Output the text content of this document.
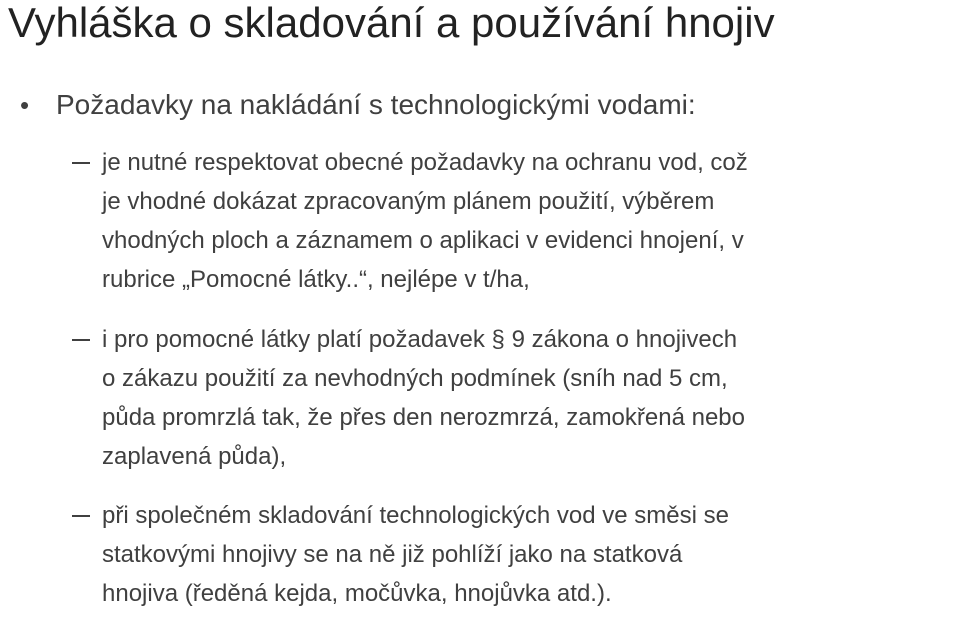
Vyhláška o skladování a používání hnojiv
• Požadavky na nakládání s technologickými vodami:
je nutné respektovat obecné požadavky na ochranu vod, což
je vhodné dokázat zpracovaným plánem použití, výběrem
vhodných ploch a záznamem o aplikaci v evidenci hnojení, v
rubrice „Pomocné látky..“, nejlépe v t/ha,
i pro pomocné látky platí požadavek § 9 zákona o hnojivech
o zákazu použití za nevhodných podmínek (sníh nad 5 cm,
půda promrzlá tak, že přes den nerozmrzá, zamokřená nebo
zaplavená půda),
při společném skladování technologických vod ve směsi se
statkovými hnojivy se na ně již pohlíží jako na statková
hnojiva (ředěná kejda, močůvka, hnojůvka atd.).
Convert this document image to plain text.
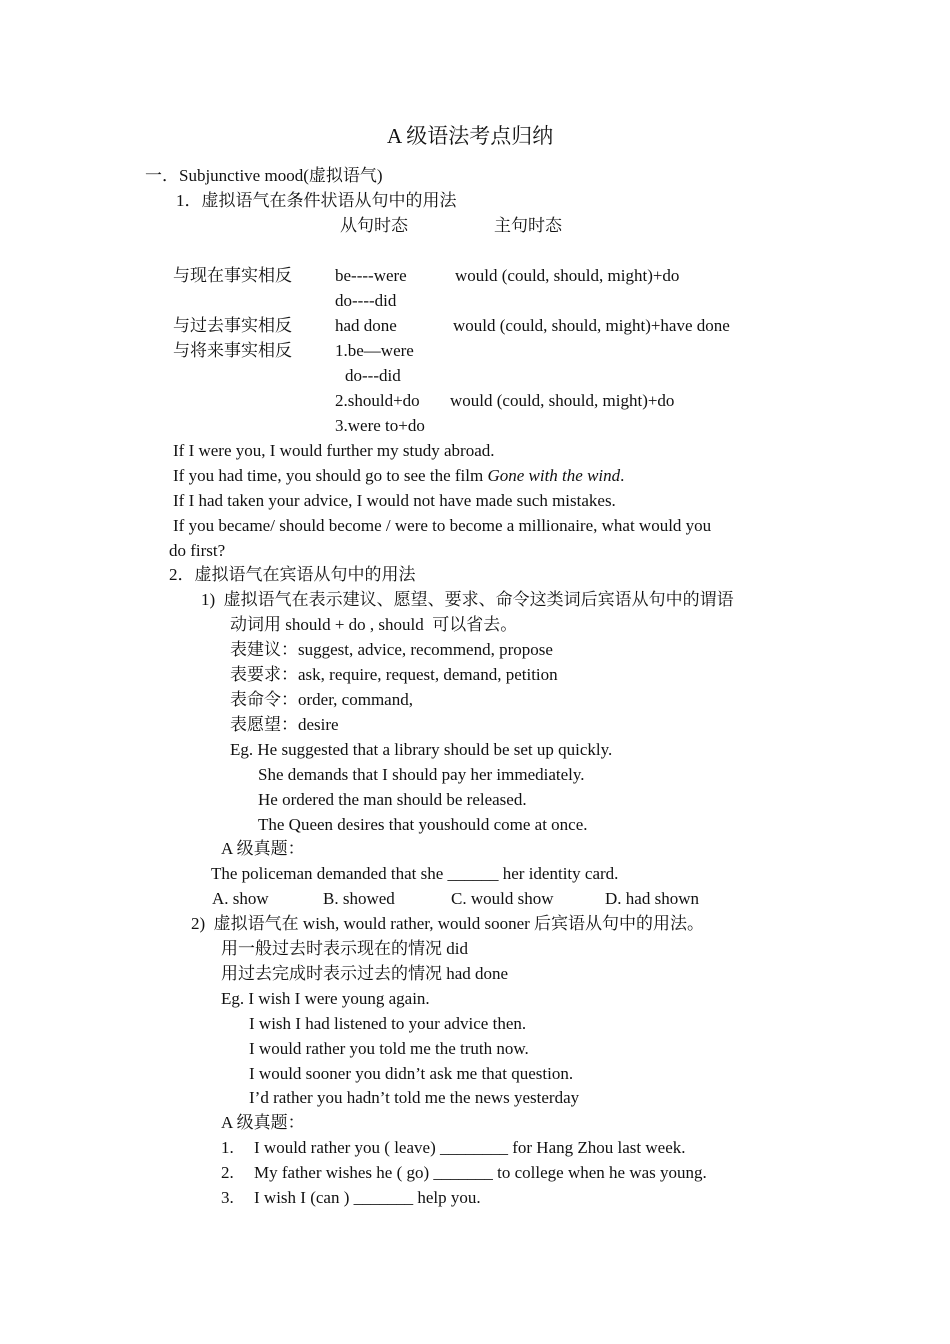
A 级语法考点归纳
一．Subjunctive mood(虚拟语气)
1．虚拟语气在条件状语从句中的用法
从句时态	主句时态
与现在事实相反	be----were	would (could, should, might)+do
do----did
与过去事实相反	had done	would (could, should, might)+have done
与将来事实相反	1.be—were
do---did
2.should+do would (could, should, might)+do
3.were to+do
If I were you, I would further my study abroad.
If you had time, you should go to see the film Gone with the wind.
If I had taken your advice, I would not have made such mistakes.
If you became/ should become / were to become a millionaire, what would you
do first?
2．虚拟语气在宾语从句中的用法
1)  虚拟语气在表示建议、愿望、要求、命令这类词后宾语从句中的谓语
动词用 should + do , should  可以省去。
表建议：suggest, advice, recommend, propose
表要求：ask, require, request, demand, petition
表命令：order, command,
表愿望：desire
Eg. He suggested that a library should be set up quickly.
She demands that I should pay her immediately.
He ordered the man should be released.
The Queen desires that youshould come at once.
A 级真题：
The policeman demanded that she ______ her identity card.
A. show	B. showed	C. would show	D. had shown
2)  虚拟语气在 wish, would rather, would sooner 后宾语从句中的用法。
用一般过去时表示现在的情况 did
用过去完成时表示过去的情况 had done
Eg. I wish I were young again.
I wish I had listened to your advice then.
I would rather you told me the truth now.
I would sooner you didn’t ask me that question.
I’d rather you hadn’t told me the news yesterday
A 级真题：
1. I would rather you ( leave) ________ for Hang Zhou last week.
2. My father wishes he ( go) _______ to college when he was young.
3. I wish I (can ) _______ help you.
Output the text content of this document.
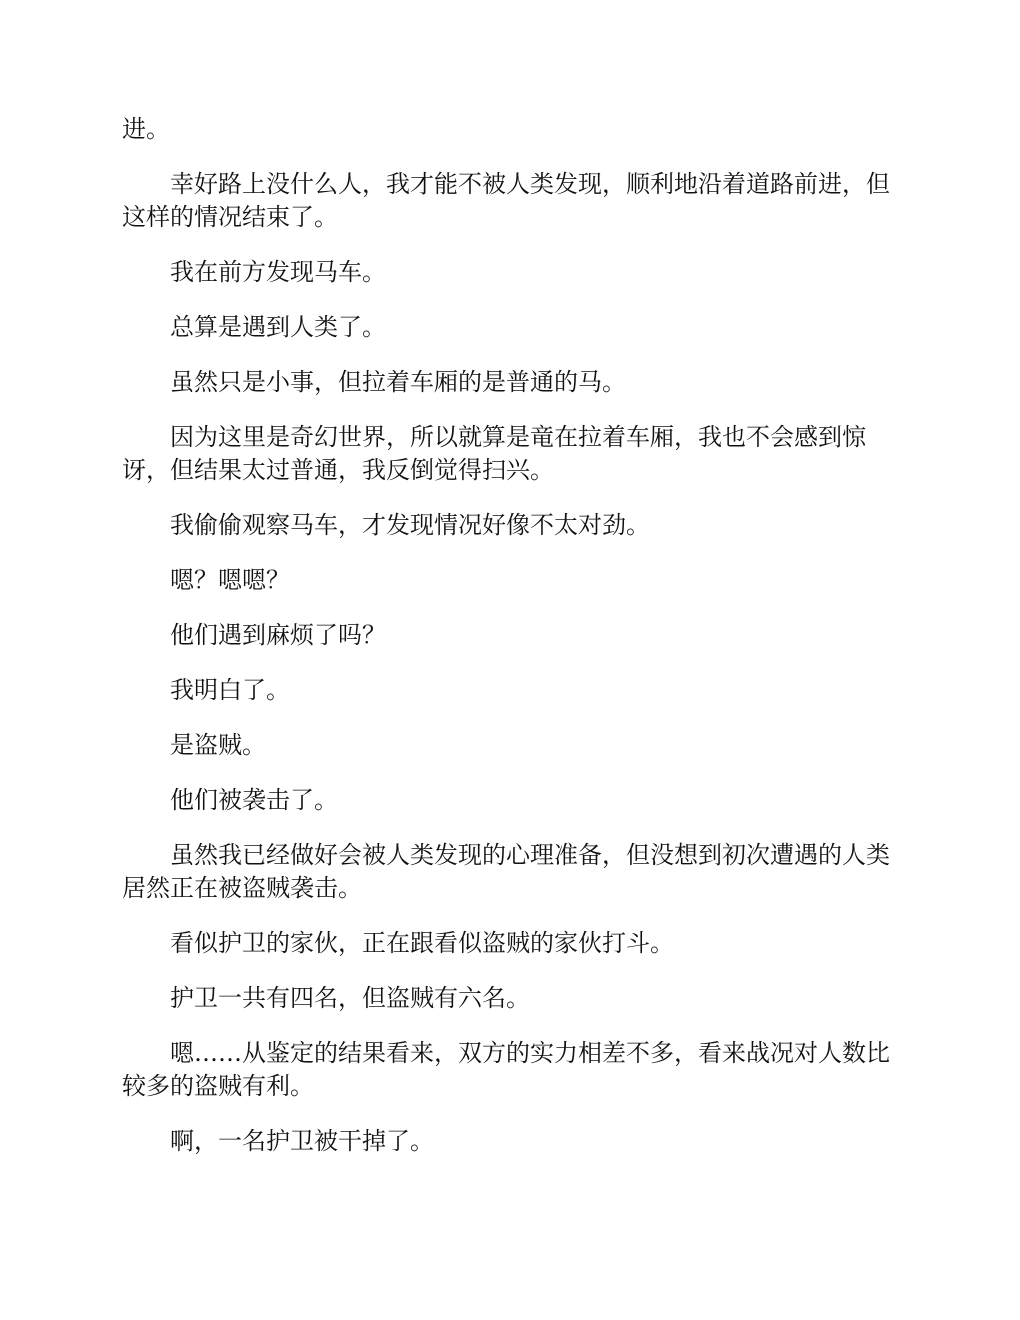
进。

幸好路上没什么人，我才能不被人类发现，顺利地沿着道路前进，但这样的情况结束了。

我在前方发现马车。

总算是遇到人类了。

虽然只是小事，但拉着车厢的是普通的马。

因为这里是奇幻世界，所以就算是竜在拉着车厢，我也不会感到惊讶，但结果太过普通，我反倒觉得扫兴。

我偷偷观察马车，才发现情况好像不太对劲。

嗯？嗯嗯？

他们遇到麻烦了吗？

我明白了。

是盗贼。

他们被袭击了。

虽然我已经做好会被人类发现的心理准备，但没想到初次遭遇的人类居然正在被盗贼袭击。

看似护卫的家伙，正在跟看似盗贼的家伙打斗。

护卫一共有四名，但盗贼有六名。

嗯……从鉴定的结果看来，双方的实力相差不多，看来战况对人数比较多的盗贼有利。

啊，一名护卫被干掉了。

++++

EXERCISE TASK:
Count how many lines above include the word "young" and answer with that figure only.

EXERCISE OUTPUT:
2